EXCERPTED PASSAGE:
────────

The above snippet deploys a new node, which is connected to the global testnet (`--testnet`), if you want a standalone network, replace that flag with `--local` (in outdated documentation you may find `--standalone`, which is a synonym).

### Soroban CLI
In order to interact with your docker image, you will need the [Soroban CLI][cli]. With `cargo`, all you need is:
```sh
cargo install --locked soroban-cli --features opt
```

note that this gets placed in `~/.cargo/bin`, which is why you want that as part of your `PATH`.

### Custom Soroban Contracts

<!--- TODO: Make a megacontract and link it here-->

You can use the Soroban CLI to set up a blank project, and add your own contract code to it (you may also optionally include any of their example contracts).

To set up a new _project_ (not contract!), type:
```sh
soroban contract init <DIR>
```
This will populate `<DIR>` (e.g. `.`) with some basic files, most notably a `Cargo.toml` config. Your custom contract should be added in `<DIR>/contracts/<CONTRACT>`.
For example, for a contract `Foo`, you'd create:
```
<DIR>
├── Cargo.toml
└── contracts
└── Foo
├── Cargo.toml
└── src
├── lib.rs
└── test.rs
```

Note that `Cargo.toml` in `Foo` is _not_ the same `Cargo.toml` in `<DIR>`! The latter gets created automagically with `soroban contract init`, the former you have to add yourself. Here's an example of `Cargo.toml` in the contract folder:
```
dev_dependencies = { soroban-sdk = { workspace = true } }
[package]
name = "foo"

────────

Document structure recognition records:

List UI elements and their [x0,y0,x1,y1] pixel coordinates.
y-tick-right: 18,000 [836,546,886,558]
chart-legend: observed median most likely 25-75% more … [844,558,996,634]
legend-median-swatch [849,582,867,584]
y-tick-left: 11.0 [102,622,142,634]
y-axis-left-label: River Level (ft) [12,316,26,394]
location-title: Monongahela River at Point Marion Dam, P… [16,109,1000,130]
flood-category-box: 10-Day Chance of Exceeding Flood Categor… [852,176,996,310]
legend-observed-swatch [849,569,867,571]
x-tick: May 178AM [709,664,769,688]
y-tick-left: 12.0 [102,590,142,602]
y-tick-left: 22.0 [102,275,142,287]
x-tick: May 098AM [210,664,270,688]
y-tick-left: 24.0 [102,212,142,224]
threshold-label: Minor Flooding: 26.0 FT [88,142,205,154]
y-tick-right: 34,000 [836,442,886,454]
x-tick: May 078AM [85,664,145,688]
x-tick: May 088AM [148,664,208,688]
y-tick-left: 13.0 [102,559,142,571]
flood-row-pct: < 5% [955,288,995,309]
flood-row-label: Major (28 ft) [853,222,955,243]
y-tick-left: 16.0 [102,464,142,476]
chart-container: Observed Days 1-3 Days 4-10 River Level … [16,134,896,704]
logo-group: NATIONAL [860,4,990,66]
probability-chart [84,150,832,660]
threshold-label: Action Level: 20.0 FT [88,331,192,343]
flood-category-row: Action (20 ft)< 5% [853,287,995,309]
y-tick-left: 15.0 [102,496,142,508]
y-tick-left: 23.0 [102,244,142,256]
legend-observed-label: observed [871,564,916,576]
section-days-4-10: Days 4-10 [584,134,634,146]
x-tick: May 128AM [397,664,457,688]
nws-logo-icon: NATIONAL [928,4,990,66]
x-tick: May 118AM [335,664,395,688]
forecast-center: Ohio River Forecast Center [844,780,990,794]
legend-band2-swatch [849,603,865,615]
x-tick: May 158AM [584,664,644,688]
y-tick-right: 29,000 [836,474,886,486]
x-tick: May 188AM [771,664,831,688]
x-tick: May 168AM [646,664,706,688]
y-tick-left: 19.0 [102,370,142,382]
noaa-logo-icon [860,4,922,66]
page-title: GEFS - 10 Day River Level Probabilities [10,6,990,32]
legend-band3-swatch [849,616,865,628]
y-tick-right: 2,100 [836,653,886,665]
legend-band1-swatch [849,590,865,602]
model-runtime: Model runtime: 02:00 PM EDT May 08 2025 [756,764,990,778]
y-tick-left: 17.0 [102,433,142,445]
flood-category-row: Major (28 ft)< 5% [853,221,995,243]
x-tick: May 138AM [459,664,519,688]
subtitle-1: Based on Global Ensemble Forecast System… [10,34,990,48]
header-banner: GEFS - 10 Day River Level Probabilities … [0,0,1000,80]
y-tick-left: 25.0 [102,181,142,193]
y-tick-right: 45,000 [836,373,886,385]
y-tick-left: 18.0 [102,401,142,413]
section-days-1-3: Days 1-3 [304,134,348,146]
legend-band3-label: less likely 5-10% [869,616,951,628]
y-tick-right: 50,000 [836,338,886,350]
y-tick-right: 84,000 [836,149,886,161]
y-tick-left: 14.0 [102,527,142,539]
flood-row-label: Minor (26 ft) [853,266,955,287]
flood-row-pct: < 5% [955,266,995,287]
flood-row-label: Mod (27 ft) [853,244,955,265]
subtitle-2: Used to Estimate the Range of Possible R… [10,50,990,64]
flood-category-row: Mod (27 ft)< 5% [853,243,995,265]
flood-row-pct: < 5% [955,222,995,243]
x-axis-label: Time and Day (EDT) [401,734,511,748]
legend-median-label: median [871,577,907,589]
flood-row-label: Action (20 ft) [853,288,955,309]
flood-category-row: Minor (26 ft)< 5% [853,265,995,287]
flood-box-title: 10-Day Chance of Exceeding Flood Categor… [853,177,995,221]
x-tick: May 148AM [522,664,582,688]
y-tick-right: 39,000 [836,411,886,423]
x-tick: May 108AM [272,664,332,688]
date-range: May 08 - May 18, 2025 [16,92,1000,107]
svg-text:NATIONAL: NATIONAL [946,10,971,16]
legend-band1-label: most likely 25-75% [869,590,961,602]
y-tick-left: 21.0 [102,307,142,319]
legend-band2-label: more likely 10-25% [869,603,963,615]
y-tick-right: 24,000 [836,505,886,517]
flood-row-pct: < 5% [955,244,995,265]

────────

WHAT IS EXPECTED: Can you pick up the Soroban setup guide right after the last line shown and carry it on? The records have nothing to do with this.

ANSWER FOR THE TASK:
version = "0.0.0"
edition = "2021"
publish = false

[lib]
crate-type = ["cdylib"]
doctest = false

[dependencies]
soroban-sdk = { workspace = true }

[dev-dependencies]
soroban-sdk = { version = "20.3.2", features = ["testutils"] }
```

Write your contract code in `lib.rs`, and tests in `test.rs`. You can start by using one of our [example contracts](../../ContractExamples/contracts
)
Make sure all your tests work before deploying (with print outputs):
```sh
cargo test -- --nocapture
```
Once they do, running
```sh
rustup target add wasm32-unknown-unknown
```
then
```sh
soroban contract build
```
will create a `.wasm` file from your Rust code in
```
<DIR>/target/wasm32-unknown-unknown/release/<CONTRACT>.wasm
```
This is the file you will need to deploy to the network.

### Connecting the Pieces
We first need to make the Soroban CLI aware of the network running in Docker, by configuring
```sh
soroban config network add <NETWORK> \
--rpc-url "http://localhost:8000/soroban/rpc" \
--network-passphrase <PASSPHRASE>
```
where `<NETWORK>` is the alias you want to use (e.g. `net`/`testnet`/`standalone`/etc.) and `<PASSPHRASE>` is any string passphrase (e.g. the docs use `"Standalone Network ; February 2017"` or `"Test SDF Network ; September 2015"`, but it can be anything).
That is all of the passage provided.